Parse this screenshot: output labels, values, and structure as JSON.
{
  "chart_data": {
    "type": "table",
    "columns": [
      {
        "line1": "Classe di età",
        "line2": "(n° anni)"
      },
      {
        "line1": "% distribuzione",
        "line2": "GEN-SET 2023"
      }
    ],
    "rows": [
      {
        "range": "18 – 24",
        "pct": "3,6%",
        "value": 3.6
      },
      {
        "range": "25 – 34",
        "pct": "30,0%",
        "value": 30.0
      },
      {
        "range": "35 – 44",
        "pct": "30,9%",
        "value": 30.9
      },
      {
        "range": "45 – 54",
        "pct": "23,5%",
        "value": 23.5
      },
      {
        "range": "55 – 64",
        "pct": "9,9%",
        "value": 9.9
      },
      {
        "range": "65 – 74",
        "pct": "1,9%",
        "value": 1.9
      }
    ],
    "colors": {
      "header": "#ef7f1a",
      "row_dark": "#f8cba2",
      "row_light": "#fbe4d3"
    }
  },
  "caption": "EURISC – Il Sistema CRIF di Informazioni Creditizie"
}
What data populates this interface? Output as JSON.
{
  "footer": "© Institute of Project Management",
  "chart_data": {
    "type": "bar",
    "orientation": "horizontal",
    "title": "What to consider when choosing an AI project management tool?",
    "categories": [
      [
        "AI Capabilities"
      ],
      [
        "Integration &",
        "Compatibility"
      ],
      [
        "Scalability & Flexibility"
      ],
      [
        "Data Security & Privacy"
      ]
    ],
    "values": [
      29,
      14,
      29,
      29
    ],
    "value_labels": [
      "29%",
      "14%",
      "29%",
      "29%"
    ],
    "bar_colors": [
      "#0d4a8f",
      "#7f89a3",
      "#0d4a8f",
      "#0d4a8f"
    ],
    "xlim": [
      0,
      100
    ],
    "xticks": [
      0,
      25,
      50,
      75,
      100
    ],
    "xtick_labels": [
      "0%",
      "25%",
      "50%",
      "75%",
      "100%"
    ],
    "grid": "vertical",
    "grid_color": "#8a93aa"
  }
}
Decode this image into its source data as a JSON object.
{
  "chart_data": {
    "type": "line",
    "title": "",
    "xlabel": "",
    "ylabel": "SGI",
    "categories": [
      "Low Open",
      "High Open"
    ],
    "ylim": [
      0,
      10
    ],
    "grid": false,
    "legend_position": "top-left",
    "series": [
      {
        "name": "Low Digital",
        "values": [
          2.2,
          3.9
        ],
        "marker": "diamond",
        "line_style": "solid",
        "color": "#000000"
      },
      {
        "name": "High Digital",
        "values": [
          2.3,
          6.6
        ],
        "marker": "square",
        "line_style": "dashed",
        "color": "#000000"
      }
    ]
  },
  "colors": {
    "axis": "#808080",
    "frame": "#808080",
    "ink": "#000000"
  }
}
┄┄┄┄┄┄┄┄┄┄
- Given request -
Find each line with the string "JSON" and copy it out.

- Response to the task -
Parse this screenshot: output labels, values, and structure as JSON.
What data populates this interface? Output as JSON.
Decode this image into its source data as a JSON object.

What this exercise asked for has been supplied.